The Saudis can afford to be stingy because they have other means of demonstrating their importance to the United States. One has been their backing of a broad range of covert US activities, including paying for arms for the Afghan mujahedeen and the Nicaraguan contras, and quietly supplying oil to South Africa during the apartheid period. Said Aburish, a Saudi dissident exile, has detailed lesser-known examples in his book The House of Saud. They range from a $50 million payment to Mobutu Sese Seko, the former dictator of Zaire, for his support of anti-Communist rebels in Angola, to Filipino Muslim rebels who were “kept in Jeddah hotel suites and afforded a lifestyle which made them forget the reason for their being there.”
Riyadh has also purchased American weapons for nonmilitary reasons, a tactic that proved especially effective after the Gulf War, when US arms exporters went into a tailspin. Saudi Arabia has frequently bought weapons it doesn’t need, and in some cases–such as the M-1 tank–the orders were big enough to keep entire production lines running. “Their purchases have less to do with self-defense than with building political support for themselves,” says Gregory Gause, author of Oil Monarchies: Domestic and Security Challenges in the Arab Gulf States. “It wins them favor with the Pentagon and industry, and with politicians who support them.”
The Saudis have won friends in high places by using their enormous oil reserves as a tool of US foreign policy. During the cold war the kingdom routinely increased production so as to keep the international market price of oil low, which hurt the Soviet Union, a major energy exporter. Energy-industry and Middle East experts say the Saudis continue to regulate the cost of oil, to America’s benefit. “They make sure the price doesn’t fall so low that it ruins Texas, but also that it doesn’t get so high that it damages the manufacturing states,” according to Robert Vitalis of the University of Pennsylvania.

☆ ☆ ☆ ☆

Objectives>
**a)** In one to three sentences, explain why, according to the passage about Saudi Arabia, the kingdom's higher oil production during the cold war hurt the Soviet Union.
**b)** From the passage about Saudi Arabia, write out the part from "The Saudis have" to "University of Pennsylvania.".
**c)** In the passage about Saudi Arabia, which weapon is named as a case where Saudi orders were big enough to keep entire production lines running?
Rely only on the passage about Saudi Arabia.

☆ ☆ ☆ ☆

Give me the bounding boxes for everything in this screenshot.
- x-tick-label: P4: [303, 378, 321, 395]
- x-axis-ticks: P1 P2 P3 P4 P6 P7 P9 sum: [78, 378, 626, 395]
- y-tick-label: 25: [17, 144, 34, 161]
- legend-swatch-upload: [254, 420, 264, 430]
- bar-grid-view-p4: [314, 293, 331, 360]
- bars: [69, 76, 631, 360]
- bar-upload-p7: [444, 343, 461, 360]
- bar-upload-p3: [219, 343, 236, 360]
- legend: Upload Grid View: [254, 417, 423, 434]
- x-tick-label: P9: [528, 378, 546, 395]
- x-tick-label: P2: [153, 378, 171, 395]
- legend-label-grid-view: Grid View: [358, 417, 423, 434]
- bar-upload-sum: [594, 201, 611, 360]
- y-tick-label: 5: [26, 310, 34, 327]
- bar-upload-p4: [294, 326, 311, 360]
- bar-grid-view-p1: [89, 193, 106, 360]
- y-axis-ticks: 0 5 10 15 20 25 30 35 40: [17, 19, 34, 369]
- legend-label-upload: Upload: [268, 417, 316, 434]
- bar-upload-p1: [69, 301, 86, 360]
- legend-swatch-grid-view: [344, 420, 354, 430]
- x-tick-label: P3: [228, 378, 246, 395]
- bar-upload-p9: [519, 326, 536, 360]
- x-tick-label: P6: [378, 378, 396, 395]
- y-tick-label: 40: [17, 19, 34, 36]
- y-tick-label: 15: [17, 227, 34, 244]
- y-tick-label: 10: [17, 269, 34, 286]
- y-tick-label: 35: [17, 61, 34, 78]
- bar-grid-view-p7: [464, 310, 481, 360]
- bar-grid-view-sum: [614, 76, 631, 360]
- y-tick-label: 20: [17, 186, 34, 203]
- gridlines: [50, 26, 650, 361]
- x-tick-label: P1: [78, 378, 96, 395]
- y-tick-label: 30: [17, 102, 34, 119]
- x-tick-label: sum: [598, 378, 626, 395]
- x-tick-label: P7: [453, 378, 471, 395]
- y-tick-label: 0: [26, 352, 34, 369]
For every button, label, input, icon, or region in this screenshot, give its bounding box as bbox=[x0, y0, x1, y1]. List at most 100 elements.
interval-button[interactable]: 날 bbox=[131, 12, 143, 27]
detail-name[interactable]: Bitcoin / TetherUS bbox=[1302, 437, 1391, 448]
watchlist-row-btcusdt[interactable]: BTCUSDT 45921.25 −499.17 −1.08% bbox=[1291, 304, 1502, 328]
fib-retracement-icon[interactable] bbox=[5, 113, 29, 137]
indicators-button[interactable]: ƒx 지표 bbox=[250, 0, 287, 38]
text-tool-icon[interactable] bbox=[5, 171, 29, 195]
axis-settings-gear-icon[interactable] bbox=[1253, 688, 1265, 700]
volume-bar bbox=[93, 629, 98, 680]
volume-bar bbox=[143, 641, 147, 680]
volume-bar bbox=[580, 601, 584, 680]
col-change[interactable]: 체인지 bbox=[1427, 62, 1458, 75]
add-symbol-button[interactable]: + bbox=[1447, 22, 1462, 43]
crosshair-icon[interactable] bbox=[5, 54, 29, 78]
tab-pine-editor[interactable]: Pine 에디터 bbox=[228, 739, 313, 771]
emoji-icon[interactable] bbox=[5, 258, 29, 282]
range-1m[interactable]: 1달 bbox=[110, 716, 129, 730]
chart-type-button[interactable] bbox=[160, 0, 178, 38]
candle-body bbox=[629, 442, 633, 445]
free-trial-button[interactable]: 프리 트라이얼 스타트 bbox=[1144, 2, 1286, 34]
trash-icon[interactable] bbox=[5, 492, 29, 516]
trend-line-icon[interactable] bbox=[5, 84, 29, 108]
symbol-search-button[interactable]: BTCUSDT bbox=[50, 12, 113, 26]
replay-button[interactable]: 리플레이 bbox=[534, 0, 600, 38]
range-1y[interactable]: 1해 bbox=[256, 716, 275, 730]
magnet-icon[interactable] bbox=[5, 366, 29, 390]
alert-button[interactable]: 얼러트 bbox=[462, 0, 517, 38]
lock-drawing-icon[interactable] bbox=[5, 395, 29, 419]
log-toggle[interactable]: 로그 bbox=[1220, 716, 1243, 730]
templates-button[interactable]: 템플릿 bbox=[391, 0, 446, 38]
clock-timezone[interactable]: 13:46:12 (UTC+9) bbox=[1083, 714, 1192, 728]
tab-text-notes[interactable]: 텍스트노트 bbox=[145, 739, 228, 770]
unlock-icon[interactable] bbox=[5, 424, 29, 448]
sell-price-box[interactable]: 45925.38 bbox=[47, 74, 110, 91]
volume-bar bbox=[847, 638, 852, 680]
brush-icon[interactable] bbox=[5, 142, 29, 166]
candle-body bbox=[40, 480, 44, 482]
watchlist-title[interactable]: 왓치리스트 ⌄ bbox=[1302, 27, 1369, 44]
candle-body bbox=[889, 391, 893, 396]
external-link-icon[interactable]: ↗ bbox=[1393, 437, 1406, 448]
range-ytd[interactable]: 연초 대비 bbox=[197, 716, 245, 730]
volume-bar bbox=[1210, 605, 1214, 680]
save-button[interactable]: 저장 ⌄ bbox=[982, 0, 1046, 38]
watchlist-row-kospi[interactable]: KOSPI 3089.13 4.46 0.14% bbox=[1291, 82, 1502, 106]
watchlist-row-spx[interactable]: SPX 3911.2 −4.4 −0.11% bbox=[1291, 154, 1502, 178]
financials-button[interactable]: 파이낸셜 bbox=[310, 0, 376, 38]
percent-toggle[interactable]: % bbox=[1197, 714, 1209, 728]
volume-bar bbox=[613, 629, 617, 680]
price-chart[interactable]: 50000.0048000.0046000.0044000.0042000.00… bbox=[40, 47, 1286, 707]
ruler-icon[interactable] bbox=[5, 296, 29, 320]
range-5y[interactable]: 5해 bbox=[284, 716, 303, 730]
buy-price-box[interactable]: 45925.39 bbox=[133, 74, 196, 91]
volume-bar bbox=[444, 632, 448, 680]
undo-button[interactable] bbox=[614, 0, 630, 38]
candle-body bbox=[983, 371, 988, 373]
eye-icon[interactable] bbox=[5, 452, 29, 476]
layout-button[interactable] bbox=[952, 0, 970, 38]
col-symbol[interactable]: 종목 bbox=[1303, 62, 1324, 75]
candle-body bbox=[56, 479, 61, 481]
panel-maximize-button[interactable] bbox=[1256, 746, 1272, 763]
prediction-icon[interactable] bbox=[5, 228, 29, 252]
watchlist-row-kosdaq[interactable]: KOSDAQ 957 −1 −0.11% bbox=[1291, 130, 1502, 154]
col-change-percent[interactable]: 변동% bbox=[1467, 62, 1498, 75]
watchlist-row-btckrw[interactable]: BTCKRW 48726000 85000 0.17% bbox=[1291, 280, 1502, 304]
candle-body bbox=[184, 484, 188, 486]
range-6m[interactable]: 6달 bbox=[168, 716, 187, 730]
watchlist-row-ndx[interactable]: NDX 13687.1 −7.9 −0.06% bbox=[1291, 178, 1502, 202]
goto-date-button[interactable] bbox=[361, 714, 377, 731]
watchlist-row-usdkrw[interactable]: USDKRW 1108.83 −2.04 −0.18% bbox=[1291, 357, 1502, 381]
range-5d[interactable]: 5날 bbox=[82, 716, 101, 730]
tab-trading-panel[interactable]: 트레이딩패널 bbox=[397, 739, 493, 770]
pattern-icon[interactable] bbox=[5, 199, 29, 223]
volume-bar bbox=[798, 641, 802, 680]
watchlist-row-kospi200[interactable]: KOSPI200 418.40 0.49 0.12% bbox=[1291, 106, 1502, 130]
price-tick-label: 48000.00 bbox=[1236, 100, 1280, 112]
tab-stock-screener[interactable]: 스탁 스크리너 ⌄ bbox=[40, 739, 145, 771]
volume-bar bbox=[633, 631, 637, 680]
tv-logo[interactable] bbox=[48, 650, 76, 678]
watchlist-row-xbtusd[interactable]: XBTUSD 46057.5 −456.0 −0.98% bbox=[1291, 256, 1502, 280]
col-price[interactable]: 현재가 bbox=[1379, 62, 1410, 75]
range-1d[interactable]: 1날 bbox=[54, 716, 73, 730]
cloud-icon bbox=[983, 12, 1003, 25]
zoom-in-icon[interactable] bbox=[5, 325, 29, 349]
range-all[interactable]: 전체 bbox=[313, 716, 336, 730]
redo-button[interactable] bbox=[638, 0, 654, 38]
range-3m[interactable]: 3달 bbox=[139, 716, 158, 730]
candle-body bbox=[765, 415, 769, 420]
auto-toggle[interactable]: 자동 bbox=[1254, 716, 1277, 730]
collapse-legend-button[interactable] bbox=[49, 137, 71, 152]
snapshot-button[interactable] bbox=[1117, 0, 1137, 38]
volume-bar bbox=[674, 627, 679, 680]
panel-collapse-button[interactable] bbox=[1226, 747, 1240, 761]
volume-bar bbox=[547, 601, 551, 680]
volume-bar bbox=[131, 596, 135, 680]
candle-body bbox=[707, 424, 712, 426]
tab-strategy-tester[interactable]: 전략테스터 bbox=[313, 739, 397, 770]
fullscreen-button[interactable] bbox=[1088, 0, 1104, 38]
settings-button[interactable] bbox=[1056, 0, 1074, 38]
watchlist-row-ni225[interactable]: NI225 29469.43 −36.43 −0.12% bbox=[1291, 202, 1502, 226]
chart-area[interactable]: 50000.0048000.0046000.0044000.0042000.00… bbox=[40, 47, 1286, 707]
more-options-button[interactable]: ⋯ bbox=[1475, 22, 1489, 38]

☆ ☆ ☆ ☆

Outputs by task>
**a)** Raising production kept the international market price of oil low. That hurt the Soviet Union because it was a major energy exporter.

**b)**
The Saudis have won friends in high places by using their enormous oil reserves as a tool of US foreign policy. During the cold war the kingdom routinely increased production so as to keep the international market price of oil low, which hurt the Soviet Union, a major energy exporter. Energy-industry and Middle East experts say the Saudis continue to regulate the cost of oil, to America’s benefit. “They make sure the price doesn’t fall so low that it ruins Texas, but also that it doesn’t get so high that it damages the manufacturing states,” according to Robert Vitalis of the University of Pennsylvania.

**c)** The M-1 tank.